Stored data
* START *

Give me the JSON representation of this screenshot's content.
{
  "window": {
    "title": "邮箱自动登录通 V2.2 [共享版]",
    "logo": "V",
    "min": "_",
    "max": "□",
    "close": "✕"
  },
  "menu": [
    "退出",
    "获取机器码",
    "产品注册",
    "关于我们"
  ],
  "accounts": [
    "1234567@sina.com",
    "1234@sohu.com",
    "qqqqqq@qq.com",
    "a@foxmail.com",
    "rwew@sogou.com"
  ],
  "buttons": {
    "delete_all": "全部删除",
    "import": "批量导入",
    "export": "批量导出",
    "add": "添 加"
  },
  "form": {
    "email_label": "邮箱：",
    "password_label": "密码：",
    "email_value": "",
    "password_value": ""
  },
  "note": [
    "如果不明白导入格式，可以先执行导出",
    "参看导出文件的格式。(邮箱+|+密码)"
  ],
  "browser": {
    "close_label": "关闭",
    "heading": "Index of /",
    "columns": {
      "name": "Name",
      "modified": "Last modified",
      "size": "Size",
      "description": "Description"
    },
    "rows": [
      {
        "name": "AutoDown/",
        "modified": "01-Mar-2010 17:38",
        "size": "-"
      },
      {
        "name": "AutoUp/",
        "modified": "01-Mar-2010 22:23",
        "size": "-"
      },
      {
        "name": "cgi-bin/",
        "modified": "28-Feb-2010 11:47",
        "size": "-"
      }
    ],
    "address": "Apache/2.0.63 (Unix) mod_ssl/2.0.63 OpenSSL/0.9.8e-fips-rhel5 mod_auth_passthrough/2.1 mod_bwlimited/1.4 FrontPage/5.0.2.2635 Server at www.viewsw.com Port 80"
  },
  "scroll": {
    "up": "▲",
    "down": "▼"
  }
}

* END *

*Exercise directions:* Return the full listing, character for character.

*Answer to the exercise:*
Give me the JSON representation of this screenshot's content.
{
  "window": {
    "title": "邮箱自动登录通 V2.2 [共享版]",
    "logo": "V",
    "min": "_",
    "max": "□",
    "close": "✕"
  },
  "menu": [
    "退出",
    "获取机器码",
    "产品注册",
    "关于我们"
  ],
  "accounts": [
    "1234567@sina.com",
    "1234@sohu.com",
    "qqqqqq@qq.com",
    "a@foxmail.com",
    "rwew@sogou.com"
  ],
  "buttons": {
    "delete_all": "全部删除",
    "import": "批量导入",
    "export": "批量导出",
    "add": "添 加"
  },
  "form": {
    "email_label": "邮箱：",
    "password_label": "密码：",
    "email_value": "",
    "password_value": ""
  },
  "note": [
    "如果不明白导入格式，可以先执行导出",
    "参看导出文件的格式。(邮箱+|+密码)"
  ],
  "browser": {
    "close_label": "关闭",
    "heading": "Index of /",
    "columns": {
      "name": "Name",
      "modified": "Last modified",
      "size": "Size",
      "description": "Description"
    },
    "rows": [
      {
        "name": "AutoDown/",
        "modified": "01-Mar-2010 17:38",
        "size": "-"
      },
      {
        "name": "AutoUp/",
        "modified": "01-Mar-2010 22:23",
        "size": "-"
      },
      {
        "name": "cgi-bin/",
        "modified": "28-Feb-2010 11:47",
        "size": "-"
      }
    ],
    "address": "Apache/2.0.63 (Unix) mod_ssl/2.0.63 OpenSSL/0.9.8e-fips-rhel5 mod_auth_passthrough/2.1 mod_bwlimited/1.4 FrontPage/5.0.2.2635 Server at www.viewsw.com Port 80"
  },
  "scroll": {
    "up": "▲",
    "down": "▼"
  }
}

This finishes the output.